**DIRECTIONS FOR THIS TASK**
Repeat the material exactly as it appears.

**EXERCISE DATA**
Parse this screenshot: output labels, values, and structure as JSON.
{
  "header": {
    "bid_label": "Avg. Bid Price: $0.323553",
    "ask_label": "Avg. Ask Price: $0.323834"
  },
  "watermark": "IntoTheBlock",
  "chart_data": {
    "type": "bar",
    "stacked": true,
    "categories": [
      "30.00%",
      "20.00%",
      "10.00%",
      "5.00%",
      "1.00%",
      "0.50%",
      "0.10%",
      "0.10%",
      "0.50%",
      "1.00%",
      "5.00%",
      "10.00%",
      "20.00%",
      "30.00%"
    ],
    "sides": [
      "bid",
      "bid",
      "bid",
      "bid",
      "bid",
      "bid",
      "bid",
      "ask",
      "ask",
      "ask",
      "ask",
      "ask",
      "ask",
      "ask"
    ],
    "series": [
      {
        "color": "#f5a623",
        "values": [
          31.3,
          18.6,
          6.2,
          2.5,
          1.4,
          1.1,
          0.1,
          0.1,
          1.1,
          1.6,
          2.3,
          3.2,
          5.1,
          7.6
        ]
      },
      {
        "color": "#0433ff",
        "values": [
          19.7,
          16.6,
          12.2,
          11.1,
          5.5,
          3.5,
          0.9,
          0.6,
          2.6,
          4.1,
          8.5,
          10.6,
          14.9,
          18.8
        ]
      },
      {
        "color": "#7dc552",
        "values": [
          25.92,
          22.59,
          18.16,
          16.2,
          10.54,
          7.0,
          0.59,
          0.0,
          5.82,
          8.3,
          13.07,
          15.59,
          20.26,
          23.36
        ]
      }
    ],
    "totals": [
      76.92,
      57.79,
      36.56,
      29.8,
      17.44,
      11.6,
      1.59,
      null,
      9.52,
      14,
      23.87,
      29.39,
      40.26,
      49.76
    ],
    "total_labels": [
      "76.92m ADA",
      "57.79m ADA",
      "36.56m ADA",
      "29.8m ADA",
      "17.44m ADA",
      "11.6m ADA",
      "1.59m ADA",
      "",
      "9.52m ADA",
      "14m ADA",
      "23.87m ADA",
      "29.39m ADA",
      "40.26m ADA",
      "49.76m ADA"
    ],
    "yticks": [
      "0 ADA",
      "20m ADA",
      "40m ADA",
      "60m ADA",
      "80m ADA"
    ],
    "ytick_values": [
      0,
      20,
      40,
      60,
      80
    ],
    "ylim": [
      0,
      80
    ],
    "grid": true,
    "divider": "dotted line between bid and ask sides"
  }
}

**EXERCISE RESPONSE**
Parse this screenshot: output labels, values, and structure as JSON.
{
  "header": {
    "bid_label": "Avg. Bid Price: $0.323553",
    "ask_label": "Avg. Ask Price: $0.323834"
  },
  "watermark": "IntoTheBlock",
  "chart_data": {
    "type": "bar",
    "stacked": true,
    "categories": [
      "30.00%",
      "20.00%",
      "10.00%",
      "5.00%",
      "1.00%",
      "0.50%",
      "0.10%",
      "0.10%",
      "0.50%",
      "1.00%",
      "5.00%",
      "10.00%",
      "20.00%",
      "30.00%"
    ],
    "sides": [
      "bid",
      "bid",
      "bid",
      "bid",
      "bid",
      "bid",
      "bid",
      "ask",
      "ask",
      "ask",
      "ask",
      "ask",
      "ask",
      "ask"
    ],
    "series": [
      {
        "color": "#f5a623",
        "values": [
          31.3,
          18.6,
          6.2,
          2.5,
          1.4,
          1.1,
          0.1,
          0.1,
          1.1,
          1.6,
          2.3,
          3.2,
          5.1,
          7.6
        ]
      },
      {
        "color": "#0433ff",
        "values": [
          19.7,
          16.6,
          12.2,
          11.1,
          5.5,
          3.5,
          0.9,
          0.6,
          2.6,
          4.1,
          8.5,
          10.6,
          14.9,
          18.8
        ]
      },
      {
        "color": "#7dc552",
        "values": [
          25.92,
          22.59,
          18.16,
          16.2,
          10.54,
          7.0,
          0.59,
          0.0,
          5.82,
          8.3,
          13.07,
          15.59,
          20.26,
          23.36
        ]
      }
    ],
    "totals": [
      76.92,
      57.79,
      36.56,
      29.8,
      17.44,
      11.6,
      1.59,
      null,
      9.52,
      14,
      23.87,
      29.39,
      40.26,
      49.76
    ],
    "total_labels": [
      "76.92m ADA",
      "57.79m ADA",
      "36.56m ADA",
      "29.8m ADA",
      "17.44m ADA",
      "11.6m ADA",
      "1.59m ADA",
      "",
      "9.52m ADA",
      "14m ADA",
      "23.87m ADA",
      "29.39m ADA",
      "40.26m ADA",
      "49.76m ADA"
    ],
    "yticks": [
      "0 ADA",
      "20m ADA",
      "40m ADA",
      "60m ADA",
      "80m ADA"
    ],
    "ytick_values": [
      0,
      20,
      40,
      60,
      80
    ],
    "ylim": [
      0,
      80
    ],
    "grid": true,
    "divider": "dotted line between bid and ask sides"
  }
}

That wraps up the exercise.